▶ _Your objective_: The listing below must be repeated word for word, with its images excluded.

▶ _Available data_:
——

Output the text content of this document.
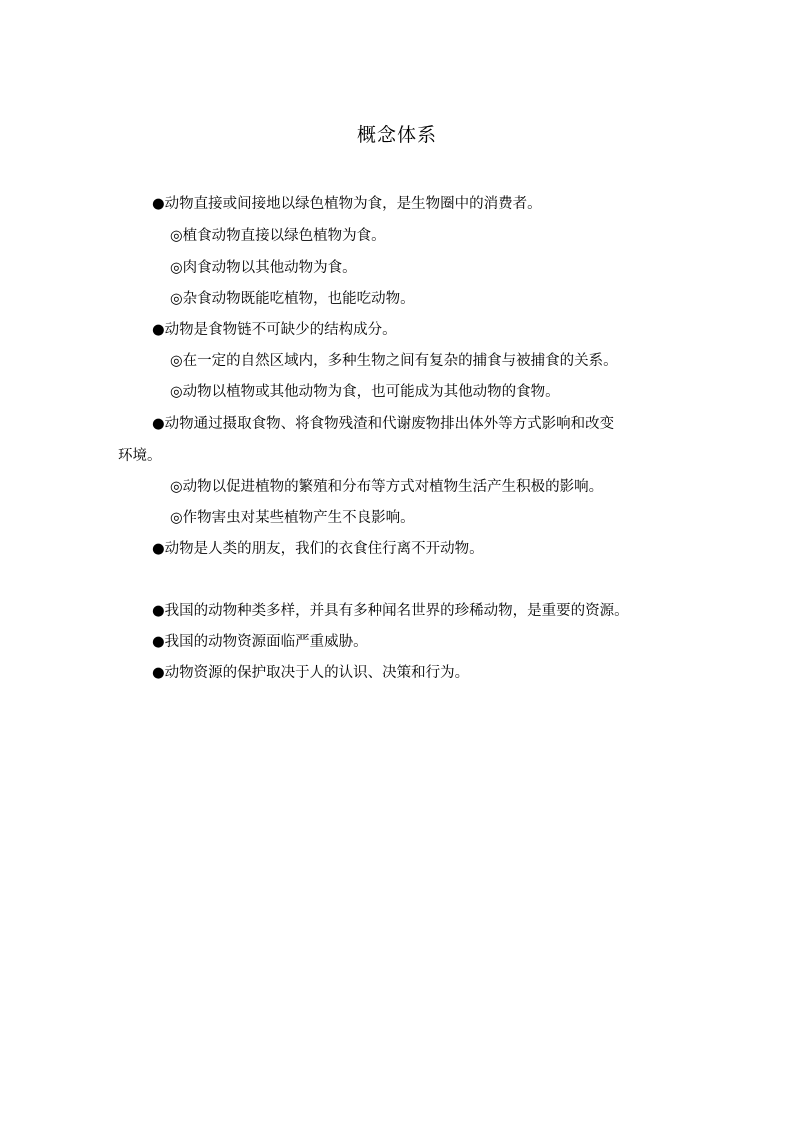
概念体系
●动物直接或间接地以绿色植物为食，是生物圈中的消费者。
◎植食动物直接以绿色植物为食。
◎肉食动物以其他动物为食。
◎杂食动物既能吃植物，也能吃动物。
●动物是食物链不可缺少的结构成分。
◎在一定的自然区域内，多种生物之间有复杂的捕食与被捕食的关系。
◎动物以植物或其他动物为食，也可能成为其他动物的食物。
●动物通过摄取食物、将食物残渣和代谢废物排出体外等方式影响和改变
环境。
◎动物以促进植物的繁殖和分布等方式对植物生活产生积极的影响。
◎作物害虫对某些植物产生不良影响。
●动物是人类的朋友，我们的衣食住行离不开动物。
●我国的动物种类多样，并具有多种闻名世界的珍稀动物，是重要的资源。
●我国的动物资源面临严重威胁。
●动物资源的保护取决于人的认识、决策和行为。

——

▶ _Task output_:
Output the text content of this document.
概念体系
●动物直接或间接地以绿色植物为食，是生物圈中的消费者。
◎植食动物直接以绿色植物为食。
◎肉食动物以其他动物为食。
◎杂食动物既能吃植物，也能吃动物。
●动物是食物链不可缺少的结构成分。
◎在一定的自然区域内，多种生物之间有复杂的捕食与被捕食的关系。
◎动物以植物或其他动物为食，也可能成为其他动物的食物。
●动物通过摄取食物、将食物残渣和代谢废物排出体外等方式影响和改变
环境。
◎动物以促进植物的繁殖和分布等方式对植物生活产生积极的影响。
◎作物害虫对某些植物产生不良影响。
●动物是人类的朋友，我们的衣食住行离不开动物。
●我国的动物种类多样，并具有多种闻名世界的珍稀动物，是重要的资源。
●我国的动物资源面临严重威胁。
●动物资源的保护取决于人的认识、决策和行为。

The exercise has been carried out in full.